Records for the exercise
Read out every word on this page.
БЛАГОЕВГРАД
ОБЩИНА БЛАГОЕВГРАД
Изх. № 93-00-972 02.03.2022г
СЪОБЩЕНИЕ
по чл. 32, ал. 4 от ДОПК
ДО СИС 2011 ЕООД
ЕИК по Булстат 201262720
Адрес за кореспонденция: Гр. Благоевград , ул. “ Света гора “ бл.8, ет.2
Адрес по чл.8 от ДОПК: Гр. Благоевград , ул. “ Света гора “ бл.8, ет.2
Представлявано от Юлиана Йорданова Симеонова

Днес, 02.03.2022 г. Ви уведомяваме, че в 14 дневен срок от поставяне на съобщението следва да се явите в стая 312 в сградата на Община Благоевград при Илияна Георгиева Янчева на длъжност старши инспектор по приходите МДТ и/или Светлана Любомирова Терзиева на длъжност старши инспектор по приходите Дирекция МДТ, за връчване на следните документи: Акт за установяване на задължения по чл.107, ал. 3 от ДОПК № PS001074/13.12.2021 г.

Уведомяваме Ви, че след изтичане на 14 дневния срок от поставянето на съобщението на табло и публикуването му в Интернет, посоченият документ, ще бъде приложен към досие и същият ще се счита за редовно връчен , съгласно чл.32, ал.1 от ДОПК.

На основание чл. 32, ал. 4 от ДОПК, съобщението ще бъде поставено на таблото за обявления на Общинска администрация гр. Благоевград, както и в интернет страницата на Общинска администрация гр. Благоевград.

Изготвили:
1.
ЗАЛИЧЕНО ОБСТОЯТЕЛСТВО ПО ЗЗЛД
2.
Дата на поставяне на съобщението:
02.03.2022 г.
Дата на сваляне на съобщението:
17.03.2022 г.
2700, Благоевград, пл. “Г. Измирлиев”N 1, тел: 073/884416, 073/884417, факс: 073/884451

Work instructions
Write out every line of the listing that holds the word "гора".

Reply to the exercise
Адрес за кореспонденция: Гр. Благоевград , ул. “ Света гора “ бл.8, ет.2
Адрес по чл.8 от ДОПК: Гр. Благоевград , ул. “ Света гора “ бл.8, ет.2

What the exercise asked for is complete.